Dataset items:

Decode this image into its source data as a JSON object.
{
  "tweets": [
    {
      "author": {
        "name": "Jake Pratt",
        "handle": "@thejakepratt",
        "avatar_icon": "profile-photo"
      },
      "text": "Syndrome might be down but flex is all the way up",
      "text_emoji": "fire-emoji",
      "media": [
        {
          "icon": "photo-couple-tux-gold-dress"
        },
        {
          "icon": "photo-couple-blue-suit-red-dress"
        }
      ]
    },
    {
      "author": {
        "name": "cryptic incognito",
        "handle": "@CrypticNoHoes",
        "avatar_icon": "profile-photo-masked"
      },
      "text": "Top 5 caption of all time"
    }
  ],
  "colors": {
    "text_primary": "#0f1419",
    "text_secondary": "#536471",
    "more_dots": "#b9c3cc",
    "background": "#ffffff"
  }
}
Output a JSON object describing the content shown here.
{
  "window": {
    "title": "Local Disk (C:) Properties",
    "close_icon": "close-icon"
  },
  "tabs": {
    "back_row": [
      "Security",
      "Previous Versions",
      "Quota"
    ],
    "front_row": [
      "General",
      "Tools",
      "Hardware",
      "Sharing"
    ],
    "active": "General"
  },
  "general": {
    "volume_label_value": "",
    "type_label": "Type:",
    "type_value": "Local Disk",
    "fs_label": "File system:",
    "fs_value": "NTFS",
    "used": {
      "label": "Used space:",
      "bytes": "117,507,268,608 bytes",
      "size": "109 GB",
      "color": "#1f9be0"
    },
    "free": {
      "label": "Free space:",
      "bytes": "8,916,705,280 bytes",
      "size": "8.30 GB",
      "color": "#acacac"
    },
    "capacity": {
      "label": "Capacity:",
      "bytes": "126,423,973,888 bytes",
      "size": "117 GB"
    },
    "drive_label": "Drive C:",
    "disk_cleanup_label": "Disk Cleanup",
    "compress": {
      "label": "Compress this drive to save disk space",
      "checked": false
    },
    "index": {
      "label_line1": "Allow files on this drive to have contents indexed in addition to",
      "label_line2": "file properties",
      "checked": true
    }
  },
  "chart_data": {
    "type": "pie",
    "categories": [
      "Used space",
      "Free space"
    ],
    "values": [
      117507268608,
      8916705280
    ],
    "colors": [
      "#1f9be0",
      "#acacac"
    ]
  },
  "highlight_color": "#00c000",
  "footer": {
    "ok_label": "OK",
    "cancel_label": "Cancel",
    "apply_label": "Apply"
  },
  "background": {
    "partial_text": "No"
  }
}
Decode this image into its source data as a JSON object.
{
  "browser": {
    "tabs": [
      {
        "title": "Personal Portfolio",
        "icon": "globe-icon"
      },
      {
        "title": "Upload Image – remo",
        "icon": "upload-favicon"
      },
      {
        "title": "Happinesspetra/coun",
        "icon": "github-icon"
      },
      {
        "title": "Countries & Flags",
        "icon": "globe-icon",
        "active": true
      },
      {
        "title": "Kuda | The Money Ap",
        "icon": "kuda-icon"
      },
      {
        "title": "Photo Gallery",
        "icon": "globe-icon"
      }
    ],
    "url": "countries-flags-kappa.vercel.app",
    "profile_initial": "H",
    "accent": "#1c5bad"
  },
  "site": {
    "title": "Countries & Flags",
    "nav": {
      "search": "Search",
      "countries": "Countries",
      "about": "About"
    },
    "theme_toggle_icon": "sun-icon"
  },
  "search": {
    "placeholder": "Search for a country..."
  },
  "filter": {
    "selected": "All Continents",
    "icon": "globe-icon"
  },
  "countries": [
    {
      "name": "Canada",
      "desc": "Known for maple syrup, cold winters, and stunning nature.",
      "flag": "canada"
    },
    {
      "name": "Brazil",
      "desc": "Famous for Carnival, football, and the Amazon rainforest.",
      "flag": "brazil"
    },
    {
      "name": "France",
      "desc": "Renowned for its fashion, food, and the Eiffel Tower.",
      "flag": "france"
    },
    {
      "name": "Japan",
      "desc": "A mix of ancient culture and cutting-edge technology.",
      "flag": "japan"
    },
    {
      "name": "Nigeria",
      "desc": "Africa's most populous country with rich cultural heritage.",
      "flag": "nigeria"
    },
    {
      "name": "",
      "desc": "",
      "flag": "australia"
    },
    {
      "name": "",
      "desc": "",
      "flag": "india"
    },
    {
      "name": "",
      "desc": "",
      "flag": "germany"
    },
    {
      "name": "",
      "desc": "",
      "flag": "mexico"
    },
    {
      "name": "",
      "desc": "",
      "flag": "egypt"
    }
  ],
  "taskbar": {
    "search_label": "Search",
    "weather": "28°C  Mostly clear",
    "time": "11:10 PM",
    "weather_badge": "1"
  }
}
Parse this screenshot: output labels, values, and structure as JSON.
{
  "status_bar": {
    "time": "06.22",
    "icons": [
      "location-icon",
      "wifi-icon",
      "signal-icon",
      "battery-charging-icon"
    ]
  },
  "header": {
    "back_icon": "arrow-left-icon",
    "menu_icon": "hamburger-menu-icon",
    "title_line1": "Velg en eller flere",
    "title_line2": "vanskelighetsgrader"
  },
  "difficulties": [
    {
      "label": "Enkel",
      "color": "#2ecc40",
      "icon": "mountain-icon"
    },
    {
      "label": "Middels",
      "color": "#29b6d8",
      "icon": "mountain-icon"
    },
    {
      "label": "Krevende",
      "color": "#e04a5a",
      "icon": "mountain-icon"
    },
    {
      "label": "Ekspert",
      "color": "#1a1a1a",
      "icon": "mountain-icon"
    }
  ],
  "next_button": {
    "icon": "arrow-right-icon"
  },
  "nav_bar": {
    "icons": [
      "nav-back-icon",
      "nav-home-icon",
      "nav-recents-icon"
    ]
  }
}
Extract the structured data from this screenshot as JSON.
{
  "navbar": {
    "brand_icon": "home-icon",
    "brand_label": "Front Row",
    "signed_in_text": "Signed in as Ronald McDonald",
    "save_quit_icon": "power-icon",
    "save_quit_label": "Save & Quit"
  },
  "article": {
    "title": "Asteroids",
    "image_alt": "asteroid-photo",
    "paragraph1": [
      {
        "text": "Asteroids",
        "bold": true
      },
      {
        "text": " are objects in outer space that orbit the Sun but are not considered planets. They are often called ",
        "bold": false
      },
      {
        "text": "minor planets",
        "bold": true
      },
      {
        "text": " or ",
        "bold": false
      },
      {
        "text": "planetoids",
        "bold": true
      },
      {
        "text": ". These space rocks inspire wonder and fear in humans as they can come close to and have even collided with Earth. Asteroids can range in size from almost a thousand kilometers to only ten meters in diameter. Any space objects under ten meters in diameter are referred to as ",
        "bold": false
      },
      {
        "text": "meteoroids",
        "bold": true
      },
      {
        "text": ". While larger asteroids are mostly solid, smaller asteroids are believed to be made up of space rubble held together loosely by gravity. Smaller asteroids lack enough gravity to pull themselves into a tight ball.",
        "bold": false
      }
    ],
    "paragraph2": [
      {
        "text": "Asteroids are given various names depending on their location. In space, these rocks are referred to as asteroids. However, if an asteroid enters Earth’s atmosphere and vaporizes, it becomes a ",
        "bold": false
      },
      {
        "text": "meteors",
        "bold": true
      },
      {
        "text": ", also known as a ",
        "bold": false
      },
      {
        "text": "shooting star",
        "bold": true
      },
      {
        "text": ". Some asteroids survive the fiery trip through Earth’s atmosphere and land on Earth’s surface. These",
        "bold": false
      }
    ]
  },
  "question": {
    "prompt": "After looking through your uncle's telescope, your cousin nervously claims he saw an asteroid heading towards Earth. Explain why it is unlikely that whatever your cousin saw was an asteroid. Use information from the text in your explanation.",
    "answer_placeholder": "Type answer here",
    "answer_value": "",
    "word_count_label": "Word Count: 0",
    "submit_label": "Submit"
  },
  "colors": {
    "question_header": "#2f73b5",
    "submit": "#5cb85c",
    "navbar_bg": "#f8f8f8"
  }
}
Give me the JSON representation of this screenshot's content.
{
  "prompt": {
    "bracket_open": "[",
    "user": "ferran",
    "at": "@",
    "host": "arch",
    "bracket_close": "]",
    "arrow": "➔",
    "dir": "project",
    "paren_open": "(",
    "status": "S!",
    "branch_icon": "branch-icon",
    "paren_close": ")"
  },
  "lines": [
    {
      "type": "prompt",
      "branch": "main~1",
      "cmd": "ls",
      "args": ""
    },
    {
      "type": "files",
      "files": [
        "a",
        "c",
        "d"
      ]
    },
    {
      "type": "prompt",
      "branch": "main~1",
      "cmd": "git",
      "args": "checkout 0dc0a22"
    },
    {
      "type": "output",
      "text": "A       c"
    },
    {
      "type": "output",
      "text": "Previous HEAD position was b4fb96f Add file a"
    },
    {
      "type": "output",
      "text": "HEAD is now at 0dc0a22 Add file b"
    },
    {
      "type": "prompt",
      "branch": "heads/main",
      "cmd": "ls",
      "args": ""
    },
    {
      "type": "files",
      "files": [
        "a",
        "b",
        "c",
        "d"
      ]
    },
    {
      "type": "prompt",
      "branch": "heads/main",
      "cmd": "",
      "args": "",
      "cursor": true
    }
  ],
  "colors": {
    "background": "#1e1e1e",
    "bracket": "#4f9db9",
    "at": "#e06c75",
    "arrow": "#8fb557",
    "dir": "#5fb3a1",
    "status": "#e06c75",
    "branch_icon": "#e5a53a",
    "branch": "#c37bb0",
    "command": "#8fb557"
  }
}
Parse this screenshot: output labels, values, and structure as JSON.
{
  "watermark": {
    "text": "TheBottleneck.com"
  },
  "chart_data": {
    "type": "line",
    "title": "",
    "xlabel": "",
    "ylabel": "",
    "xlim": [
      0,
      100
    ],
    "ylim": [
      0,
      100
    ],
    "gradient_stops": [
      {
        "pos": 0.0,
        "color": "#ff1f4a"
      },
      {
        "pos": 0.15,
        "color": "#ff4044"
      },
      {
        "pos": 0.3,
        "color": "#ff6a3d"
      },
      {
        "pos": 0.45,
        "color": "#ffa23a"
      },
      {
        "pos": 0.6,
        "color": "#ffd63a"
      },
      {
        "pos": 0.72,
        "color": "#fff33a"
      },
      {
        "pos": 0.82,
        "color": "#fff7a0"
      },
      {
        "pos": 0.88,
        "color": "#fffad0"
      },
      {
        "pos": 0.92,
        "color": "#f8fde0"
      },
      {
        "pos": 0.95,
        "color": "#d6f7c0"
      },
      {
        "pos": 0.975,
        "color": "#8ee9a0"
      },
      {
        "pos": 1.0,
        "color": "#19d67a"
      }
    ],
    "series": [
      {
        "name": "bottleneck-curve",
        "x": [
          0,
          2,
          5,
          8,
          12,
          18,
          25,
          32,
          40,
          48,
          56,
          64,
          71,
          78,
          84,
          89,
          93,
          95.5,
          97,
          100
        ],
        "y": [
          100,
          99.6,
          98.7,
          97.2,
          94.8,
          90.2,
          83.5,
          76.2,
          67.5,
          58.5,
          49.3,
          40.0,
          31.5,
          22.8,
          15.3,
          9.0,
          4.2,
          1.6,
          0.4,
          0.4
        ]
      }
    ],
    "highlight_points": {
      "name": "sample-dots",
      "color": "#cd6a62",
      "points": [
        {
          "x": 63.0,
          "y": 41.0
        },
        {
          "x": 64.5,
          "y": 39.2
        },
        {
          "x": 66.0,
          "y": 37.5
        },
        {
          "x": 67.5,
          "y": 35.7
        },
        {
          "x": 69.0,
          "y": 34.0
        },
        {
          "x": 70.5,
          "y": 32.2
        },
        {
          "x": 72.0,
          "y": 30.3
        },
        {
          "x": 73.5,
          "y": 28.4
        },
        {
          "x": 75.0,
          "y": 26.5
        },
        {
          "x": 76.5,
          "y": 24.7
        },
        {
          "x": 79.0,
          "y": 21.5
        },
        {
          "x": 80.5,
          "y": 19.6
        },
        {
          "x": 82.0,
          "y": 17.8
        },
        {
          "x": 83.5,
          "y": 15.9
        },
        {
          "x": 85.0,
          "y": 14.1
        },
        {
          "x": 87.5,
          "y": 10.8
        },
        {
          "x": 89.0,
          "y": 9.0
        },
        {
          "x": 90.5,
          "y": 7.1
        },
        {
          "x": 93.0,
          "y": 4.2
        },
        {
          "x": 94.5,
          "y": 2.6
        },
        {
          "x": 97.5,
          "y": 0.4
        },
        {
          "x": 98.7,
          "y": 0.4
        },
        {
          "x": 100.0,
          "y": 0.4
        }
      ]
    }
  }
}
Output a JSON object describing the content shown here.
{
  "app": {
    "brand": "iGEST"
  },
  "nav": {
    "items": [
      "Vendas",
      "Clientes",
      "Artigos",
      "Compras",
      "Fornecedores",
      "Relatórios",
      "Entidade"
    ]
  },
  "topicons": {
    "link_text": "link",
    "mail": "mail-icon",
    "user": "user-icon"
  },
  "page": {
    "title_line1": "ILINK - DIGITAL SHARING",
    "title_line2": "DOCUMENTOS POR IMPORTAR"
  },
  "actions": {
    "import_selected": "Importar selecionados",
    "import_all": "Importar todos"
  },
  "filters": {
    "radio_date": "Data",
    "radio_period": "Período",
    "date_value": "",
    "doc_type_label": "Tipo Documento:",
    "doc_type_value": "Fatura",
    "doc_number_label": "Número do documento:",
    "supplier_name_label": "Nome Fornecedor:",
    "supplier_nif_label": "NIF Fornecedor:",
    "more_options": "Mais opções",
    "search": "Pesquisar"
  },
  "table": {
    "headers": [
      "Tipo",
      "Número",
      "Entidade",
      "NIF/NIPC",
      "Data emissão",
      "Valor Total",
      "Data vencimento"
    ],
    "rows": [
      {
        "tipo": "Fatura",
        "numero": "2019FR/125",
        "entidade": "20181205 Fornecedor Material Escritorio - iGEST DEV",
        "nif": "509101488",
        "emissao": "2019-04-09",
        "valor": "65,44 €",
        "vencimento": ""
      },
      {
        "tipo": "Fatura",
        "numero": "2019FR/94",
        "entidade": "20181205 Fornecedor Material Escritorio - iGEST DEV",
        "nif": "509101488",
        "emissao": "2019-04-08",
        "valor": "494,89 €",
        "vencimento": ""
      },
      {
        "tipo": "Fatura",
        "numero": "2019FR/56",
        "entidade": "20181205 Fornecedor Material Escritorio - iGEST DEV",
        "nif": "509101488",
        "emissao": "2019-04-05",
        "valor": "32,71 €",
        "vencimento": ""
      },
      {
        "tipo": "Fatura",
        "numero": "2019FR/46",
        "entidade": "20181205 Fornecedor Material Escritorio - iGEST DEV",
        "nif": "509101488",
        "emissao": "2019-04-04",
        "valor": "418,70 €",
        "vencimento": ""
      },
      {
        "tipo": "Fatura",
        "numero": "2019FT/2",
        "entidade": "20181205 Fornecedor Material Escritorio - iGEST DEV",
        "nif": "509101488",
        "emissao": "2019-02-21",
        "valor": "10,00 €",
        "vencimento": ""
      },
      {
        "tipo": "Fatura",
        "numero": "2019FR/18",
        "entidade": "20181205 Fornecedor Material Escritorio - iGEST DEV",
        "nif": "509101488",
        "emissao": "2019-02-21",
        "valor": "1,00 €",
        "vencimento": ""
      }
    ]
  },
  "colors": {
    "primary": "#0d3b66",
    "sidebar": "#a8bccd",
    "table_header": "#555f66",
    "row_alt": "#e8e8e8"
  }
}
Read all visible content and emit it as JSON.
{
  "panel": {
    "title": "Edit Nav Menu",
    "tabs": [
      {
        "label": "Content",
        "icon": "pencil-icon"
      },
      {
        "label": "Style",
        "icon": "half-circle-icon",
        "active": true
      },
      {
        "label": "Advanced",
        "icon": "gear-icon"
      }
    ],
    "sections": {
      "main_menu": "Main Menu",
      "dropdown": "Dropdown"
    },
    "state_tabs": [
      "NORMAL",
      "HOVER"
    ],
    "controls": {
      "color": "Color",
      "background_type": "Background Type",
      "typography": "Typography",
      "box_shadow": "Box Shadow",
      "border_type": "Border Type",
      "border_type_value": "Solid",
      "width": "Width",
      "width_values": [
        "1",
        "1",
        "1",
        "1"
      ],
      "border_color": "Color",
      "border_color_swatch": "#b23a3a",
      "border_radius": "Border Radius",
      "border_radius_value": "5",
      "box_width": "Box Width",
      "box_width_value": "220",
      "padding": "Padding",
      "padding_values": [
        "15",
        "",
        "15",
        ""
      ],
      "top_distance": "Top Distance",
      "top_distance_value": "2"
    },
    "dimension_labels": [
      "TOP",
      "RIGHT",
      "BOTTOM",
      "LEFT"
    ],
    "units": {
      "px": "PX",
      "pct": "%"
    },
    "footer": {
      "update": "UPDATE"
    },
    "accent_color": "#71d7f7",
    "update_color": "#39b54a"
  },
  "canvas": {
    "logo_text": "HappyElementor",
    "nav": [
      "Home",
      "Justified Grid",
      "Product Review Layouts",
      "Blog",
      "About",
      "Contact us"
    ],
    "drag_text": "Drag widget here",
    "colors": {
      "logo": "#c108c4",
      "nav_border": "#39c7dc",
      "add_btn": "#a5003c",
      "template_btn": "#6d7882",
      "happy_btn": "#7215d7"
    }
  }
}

* **WHAT THE EXERCISE ASKS**
Among the lines of the material, find those that hold the word "with" and copy them.

* **RESPONSE**
      "desc": "Africa's most populous country with rich cultural heritage.",
        "text": ". These space rocks inspire wonder and fear in humans as they can come close to and have even collided with Earth. Asteroids can range in size from almost a thousand kilometers to only ten meters in diameter. Any space objects under ten meters in diameter are referred to as ",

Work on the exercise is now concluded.